• Set problem: Extract all data as written.
----- Records to use -----
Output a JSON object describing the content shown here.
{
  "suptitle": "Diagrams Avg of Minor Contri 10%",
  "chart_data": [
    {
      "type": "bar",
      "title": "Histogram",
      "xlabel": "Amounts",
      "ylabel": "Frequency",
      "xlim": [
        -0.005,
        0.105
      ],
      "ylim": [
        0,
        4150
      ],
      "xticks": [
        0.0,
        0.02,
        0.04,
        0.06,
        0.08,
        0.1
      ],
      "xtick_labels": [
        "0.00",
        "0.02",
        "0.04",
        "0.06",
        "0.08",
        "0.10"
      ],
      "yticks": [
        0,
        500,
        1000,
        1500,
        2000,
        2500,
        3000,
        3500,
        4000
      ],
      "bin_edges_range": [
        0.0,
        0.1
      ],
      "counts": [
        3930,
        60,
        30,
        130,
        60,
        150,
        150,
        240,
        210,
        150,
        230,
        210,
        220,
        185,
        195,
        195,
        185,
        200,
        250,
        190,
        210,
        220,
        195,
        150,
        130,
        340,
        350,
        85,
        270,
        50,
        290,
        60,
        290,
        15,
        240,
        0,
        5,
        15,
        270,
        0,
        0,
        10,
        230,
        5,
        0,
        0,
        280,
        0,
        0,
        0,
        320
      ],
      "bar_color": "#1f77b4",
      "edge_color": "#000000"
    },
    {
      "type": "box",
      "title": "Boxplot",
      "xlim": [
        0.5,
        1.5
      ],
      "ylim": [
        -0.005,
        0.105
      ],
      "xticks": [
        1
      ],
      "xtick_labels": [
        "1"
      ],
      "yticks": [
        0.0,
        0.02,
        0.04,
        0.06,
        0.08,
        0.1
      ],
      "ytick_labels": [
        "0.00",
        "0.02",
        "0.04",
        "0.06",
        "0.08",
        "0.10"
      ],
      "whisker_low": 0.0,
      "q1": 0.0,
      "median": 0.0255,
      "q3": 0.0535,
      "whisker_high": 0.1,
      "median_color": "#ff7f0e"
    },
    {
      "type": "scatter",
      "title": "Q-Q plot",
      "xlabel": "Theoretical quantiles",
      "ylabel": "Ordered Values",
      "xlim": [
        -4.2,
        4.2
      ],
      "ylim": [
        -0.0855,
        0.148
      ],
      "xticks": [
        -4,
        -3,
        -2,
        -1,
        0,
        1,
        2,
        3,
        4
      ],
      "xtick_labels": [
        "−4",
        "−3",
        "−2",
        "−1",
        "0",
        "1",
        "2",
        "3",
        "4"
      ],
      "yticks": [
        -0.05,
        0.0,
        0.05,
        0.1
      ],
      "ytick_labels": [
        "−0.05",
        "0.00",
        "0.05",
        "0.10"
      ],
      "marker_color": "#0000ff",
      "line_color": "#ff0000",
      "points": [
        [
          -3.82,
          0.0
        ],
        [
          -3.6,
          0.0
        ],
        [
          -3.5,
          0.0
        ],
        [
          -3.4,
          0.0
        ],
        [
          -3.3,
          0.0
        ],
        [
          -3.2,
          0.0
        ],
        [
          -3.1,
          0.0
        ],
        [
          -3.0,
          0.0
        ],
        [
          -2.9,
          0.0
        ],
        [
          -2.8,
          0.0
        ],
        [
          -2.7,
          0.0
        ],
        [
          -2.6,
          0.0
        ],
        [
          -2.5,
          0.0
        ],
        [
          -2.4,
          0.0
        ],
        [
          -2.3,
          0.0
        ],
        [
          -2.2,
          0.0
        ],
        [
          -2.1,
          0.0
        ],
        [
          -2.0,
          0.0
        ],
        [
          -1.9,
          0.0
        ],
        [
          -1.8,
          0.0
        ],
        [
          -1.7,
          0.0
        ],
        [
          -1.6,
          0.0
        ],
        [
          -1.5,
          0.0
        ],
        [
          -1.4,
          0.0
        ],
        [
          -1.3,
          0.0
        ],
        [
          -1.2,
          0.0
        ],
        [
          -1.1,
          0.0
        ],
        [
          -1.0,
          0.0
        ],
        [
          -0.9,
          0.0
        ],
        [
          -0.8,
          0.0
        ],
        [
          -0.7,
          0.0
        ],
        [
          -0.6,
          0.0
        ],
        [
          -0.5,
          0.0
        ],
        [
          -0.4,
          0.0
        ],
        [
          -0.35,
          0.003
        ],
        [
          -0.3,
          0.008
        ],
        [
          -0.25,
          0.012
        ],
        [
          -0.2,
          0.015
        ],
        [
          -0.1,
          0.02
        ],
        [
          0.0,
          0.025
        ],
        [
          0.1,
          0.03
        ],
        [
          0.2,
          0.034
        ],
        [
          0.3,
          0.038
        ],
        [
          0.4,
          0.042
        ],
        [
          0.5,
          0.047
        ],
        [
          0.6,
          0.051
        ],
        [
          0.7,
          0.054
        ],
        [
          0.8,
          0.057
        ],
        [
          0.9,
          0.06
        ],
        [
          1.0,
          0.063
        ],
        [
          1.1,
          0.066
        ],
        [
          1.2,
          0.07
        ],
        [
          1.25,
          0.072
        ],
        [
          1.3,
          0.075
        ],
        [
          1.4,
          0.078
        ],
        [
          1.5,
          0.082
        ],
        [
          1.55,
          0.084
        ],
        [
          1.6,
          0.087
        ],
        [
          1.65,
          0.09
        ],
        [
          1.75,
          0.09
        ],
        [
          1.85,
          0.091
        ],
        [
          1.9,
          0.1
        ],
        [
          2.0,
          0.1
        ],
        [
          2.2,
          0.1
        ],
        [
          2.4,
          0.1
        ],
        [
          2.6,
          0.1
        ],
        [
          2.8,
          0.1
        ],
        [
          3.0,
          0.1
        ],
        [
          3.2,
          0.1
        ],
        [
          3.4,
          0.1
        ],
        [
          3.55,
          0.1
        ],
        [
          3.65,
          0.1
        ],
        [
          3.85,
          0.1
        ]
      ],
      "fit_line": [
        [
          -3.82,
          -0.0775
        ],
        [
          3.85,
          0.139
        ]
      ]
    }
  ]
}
-----
• Worked solution:
Output a JSON object describing the content shown here.
{
  "suptitle": "Diagrams Avg of Minor Contri 10%",
  "chart_data": [
    {
      "type": "bar",
      "title": "Histogram",
      "xlabel": "Amounts",
      "ylabel": "Frequency",
      "xlim": [
        -0.005,
        0.105
      ],
      "ylim": [
        0,
        4150
      ],
      "xticks": [
        0.0,
        0.02,
        0.04,
        0.06,
        0.08,
        0.1
      ],
      "xtick_labels": [
        "0.00",
        "0.02",
        "0.04",
        "0.06",
        "0.08",
        "0.10"
      ],
      "yticks": [
        0,
        500,
        1000,
        1500,
        2000,
        2500,
        3000,
        3500,
        4000
      ],
      "bin_edges_range": [
        0.0,
        0.1
      ],
      "counts": [
        3930,
        60,
        30,
        130,
        60,
        150,
        150,
        240,
        210,
        150,
        230,
        210,
        220,
        185,
        195,
        195,
        185,
        200,
        250,
        190,
        210,
        220,
        195,
        150,
        130,
        340,
        350,
        85,
        270,
        50,
        290,
        60,
        290,
        15,
        240,
        0,
        5,
        15,
        270,
        0,
        0,
        10,
        230,
        5,
        0,
        0,
        280,
        0,
        0,
        0,
        320
      ],
      "bar_color": "#1f77b4",
      "edge_color": "#000000"
    },
    {
      "type": "box",
      "title": "Boxplot",
      "xlim": [
        0.5,
        1.5
      ],
      "ylim": [
        -0.005,
        0.105
      ],
      "xticks": [
        1
      ],
      "xtick_labels": [
        "1"
      ],
      "yticks": [
        0.0,
        0.02,
        0.04,
        0.06,
        0.08,
        0.1
      ],
      "ytick_labels": [
        "0.00",
        "0.02",
        "0.04",
        "0.06",
        "0.08",
        "0.10"
      ],
      "whisker_low": 0.0,
      "q1": 0.0,
      "median": 0.0255,
      "q3": 0.0535,
      "whisker_high": 0.1,
      "median_color": "#ff7f0e"
    },
    {
      "type": "scatter",
      "title": "Q-Q plot",
      "xlabel": "Theoretical quantiles",
      "ylabel": "Ordered Values",
      "xlim": [
        -4.2,
        4.2
      ],
      "ylim": [
        -0.0855,
        0.148
      ],
      "xticks": [
        -4,
        -3,
        -2,
        -1,
        0,
        1,
        2,
        3,
        4
      ],
      "xtick_labels": [
        "−4",
        "−3",
        "−2",
        "−1",
        "0",
        "1",
        "2",
        "3",
        "4"
      ],
      "yticks": [
        -0.05,
        0.0,
        0.05,
        0.1
      ],
      "ytick_labels": [
        "−0.05",
        "0.00",
        "0.05",
        "0.10"
      ],
      "marker_color": "#0000ff",
      "line_color": "#ff0000",
      "points": [
        [
          -3.82,
          0.0
        ],
        [
          -3.6,
          0.0
        ],
        [
          -3.5,
          0.0
        ],
        [
          -3.4,
          0.0
        ],
        [
          -3.3,
          0.0
        ],
        [
          -3.2,
          0.0
        ],
        [
          -3.1,
          0.0
        ],
        [
          -3.0,
          0.0
        ],
        [
          -2.9,
          0.0
        ],
        [
          -2.8,
          0.0
        ],
        [
          -2.7,
          0.0
        ],
        [
          -2.6,
          0.0
        ],
        [
          -2.5,
          0.0
        ],
        [
          -2.4,
          0.0
        ],
        [
          -2.3,
          0.0
        ],
        [
          -2.2,
          0.0
        ],
        [
          -2.1,
          0.0
        ],
        [
          -2.0,
          0.0
        ],
        [
          -1.9,
          0.0
        ],
        [
          -1.8,
          0.0
        ],
        [
          -1.7,
          0.0
        ],
        [
          -1.6,
          0.0
        ],
        [
          -1.5,
          0.0
        ],
        [
          -1.4,
          0.0
        ],
        [
          -1.3,
          0.0
        ],
        [
          -1.2,
          0.0
        ],
        [
          -1.1,
          0.0
        ],
        [
          -1.0,
          0.0
        ],
        [
          -0.9,
          0.0
        ],
        [
          -0.8,
          0.0
        ],
        [
          -0.7,
          0.0
        ],
        [
          -0.6,
          0.0
        ],
        [
          -0.5,
          0.0
        ],
        [
          -0.4,
          0.0
        ],
        [
          -0.35,
          0.003
        ],
        [
          -0.3,
          0.008
        ],
        [
          -0.25,
          0.012
        ],
        [
          -0.2,
          0.015
        ],
        [
          -0.1,
          0.02
        ],
        [
          0.0,
          0.025
        ],
        [
          0.1,
          0.03
        ],
        [
          0.2,
          0.034
        ],
        [
          0.3,
          0.038
        ],
        [
          0.4,
          0.042
        ],
        [
          0.5,
          0.047
        ],
        [
          0.6,
          0.051
        ],
        [
          0.7,
          0.054
        ],
        [
          0.8,
          0.057
        ],
        [
          0.9,
          0.06
        ],
        [
          1.0,
          0.063
        ],
        [
          1.1,
          0.066
        ],
        [
          1.2,
          0.07
        ],
        [
          1.25,
          0.072
        ],
        [
          1.3,
          0.075
        ],
        [
          1.4,
          0.078
        ],
        [
          1.5,
          0.082
        ],
        [
          1.55,
          0.084
        ],
        [
          1.6,
          0.087
        ],
        [
          1.65,
          0.09
        ],
        [
          1.75,
          0.09
        ],
        [
          1.85,
          0.091
        ],
        [
          1.9,
          0.1
        ],
        [
          2.0,
          0.1
        ],
        [
          2.2,
          0.1
        ],
        [
          2.4,
          0.1
        ],
        [
          2.6,
          0.1
        ],
        [
          2.8,
          0.1
        ],
        [
          3.0,
          0.1
        ],
        [
          3.2,
          0.1
        ],
        [
          3.4,
          0.1
        ],
        [
          3.55,
          0.1
        ],
        [
          3.65,
          0.1
        ],
        [
          3.85,
          0.1
        ]
      ],
      "fit_line": [
        [
          -3.82,
          -0.0775
        ],
        [
          3.85,
          0.139
        ]
      ]
    }
  ]
}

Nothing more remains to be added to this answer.